### What is required
Read the lines below. Copy out any that hold the string "time".

### Exercise inputs

- - - - -

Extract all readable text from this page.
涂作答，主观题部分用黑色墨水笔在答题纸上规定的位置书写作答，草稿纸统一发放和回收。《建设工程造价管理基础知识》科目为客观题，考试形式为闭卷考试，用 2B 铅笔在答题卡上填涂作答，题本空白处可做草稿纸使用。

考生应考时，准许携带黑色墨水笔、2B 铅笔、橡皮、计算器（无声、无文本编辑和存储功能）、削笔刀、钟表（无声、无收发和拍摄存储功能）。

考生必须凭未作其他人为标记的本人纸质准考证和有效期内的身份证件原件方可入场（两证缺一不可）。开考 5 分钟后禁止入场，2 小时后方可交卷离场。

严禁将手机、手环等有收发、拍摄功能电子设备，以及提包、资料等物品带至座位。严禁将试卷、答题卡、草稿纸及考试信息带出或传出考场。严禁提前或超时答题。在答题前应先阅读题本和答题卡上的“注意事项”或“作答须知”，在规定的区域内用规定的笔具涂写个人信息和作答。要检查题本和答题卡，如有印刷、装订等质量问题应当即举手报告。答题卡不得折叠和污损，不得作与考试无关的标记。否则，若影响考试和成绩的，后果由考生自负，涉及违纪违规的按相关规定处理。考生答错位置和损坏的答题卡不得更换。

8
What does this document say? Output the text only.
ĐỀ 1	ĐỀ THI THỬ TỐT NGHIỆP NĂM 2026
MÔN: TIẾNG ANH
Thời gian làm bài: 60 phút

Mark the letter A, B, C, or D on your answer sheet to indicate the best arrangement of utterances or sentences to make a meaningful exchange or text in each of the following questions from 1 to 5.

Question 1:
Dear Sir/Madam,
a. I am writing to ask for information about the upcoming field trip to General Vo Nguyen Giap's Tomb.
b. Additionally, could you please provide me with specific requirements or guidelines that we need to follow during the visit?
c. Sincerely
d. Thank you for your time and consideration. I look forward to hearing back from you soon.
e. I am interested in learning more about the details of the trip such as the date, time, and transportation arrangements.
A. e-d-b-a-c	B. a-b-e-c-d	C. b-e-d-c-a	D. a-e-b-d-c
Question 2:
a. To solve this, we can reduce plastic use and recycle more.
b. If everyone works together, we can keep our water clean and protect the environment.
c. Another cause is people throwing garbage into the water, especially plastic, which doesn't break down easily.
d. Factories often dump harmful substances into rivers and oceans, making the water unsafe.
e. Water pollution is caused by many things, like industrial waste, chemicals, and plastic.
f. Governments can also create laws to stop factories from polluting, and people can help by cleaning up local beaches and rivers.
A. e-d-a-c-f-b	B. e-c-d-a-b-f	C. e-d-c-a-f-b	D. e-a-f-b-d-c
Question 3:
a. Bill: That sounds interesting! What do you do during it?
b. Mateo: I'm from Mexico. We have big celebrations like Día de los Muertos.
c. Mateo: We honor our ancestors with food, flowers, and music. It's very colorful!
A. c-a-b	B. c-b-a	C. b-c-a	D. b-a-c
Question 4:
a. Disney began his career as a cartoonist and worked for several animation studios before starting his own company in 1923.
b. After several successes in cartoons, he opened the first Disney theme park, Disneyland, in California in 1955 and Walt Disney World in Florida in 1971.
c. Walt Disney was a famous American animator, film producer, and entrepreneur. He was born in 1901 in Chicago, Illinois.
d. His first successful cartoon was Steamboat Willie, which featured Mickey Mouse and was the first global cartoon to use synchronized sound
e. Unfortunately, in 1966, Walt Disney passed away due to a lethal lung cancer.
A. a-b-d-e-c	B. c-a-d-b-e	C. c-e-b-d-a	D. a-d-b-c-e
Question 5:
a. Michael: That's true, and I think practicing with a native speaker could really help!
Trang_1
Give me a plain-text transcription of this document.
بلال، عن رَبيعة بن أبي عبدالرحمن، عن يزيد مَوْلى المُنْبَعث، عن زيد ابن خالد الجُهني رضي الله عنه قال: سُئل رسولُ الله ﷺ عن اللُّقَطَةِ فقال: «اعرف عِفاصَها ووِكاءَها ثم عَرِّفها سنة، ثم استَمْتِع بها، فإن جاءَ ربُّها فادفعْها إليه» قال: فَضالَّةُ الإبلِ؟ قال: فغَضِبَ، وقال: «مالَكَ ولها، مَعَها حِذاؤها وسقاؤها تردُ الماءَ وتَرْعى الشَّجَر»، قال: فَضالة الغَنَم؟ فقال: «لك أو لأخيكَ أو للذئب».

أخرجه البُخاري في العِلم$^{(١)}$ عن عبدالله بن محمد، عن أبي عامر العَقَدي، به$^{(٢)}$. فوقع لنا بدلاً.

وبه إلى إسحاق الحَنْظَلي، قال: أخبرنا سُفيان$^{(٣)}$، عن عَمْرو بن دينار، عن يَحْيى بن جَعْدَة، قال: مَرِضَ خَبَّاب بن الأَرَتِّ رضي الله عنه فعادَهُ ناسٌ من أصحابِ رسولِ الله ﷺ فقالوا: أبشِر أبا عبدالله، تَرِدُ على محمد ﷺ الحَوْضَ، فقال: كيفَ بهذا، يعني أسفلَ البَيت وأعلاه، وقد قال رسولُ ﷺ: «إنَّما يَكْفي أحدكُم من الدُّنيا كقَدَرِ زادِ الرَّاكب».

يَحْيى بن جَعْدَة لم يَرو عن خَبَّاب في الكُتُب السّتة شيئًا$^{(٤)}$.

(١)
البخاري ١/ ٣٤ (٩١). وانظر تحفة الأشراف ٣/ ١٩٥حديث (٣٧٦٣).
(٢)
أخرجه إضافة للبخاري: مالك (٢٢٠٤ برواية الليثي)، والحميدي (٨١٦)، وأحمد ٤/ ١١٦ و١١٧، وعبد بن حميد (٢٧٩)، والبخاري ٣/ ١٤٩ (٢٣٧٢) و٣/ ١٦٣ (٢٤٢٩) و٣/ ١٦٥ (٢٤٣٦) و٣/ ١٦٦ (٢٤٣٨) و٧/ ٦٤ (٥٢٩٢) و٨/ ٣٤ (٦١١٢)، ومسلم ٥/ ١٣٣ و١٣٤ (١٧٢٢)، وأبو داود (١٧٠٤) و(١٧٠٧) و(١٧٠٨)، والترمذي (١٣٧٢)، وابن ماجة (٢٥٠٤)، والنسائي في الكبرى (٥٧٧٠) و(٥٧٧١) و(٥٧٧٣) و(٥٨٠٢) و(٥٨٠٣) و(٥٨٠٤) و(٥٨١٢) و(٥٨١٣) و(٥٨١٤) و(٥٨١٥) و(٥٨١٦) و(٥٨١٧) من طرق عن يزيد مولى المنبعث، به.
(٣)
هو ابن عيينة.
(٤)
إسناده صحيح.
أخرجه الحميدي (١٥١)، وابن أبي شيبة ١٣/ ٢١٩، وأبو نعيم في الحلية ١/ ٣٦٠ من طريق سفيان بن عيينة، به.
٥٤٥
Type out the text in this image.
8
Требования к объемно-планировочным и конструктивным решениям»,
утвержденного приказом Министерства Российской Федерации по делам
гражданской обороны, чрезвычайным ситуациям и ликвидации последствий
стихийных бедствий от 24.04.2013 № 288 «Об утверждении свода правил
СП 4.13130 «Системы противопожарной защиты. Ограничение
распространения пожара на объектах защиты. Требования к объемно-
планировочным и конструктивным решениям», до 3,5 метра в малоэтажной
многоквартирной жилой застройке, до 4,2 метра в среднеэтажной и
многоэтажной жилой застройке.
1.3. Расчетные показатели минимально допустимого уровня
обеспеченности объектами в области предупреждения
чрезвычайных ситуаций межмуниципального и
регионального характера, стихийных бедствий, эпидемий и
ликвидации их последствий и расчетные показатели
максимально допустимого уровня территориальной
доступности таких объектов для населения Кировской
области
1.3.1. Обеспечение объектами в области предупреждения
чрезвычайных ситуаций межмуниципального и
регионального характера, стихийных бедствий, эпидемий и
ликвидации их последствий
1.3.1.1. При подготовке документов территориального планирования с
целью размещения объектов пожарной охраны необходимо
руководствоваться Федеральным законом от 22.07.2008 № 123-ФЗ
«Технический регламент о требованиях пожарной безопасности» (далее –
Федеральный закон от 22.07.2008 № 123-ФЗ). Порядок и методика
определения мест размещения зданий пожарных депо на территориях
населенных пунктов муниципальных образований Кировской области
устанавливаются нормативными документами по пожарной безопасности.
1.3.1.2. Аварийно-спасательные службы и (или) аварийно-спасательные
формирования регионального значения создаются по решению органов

- - - - -

### Solution
d. Thank you for your time and consideration. I look forward to hearing back from you soon.
e. I am interested in learning more about the details of the trip such as the date, time, and transportation arrangements.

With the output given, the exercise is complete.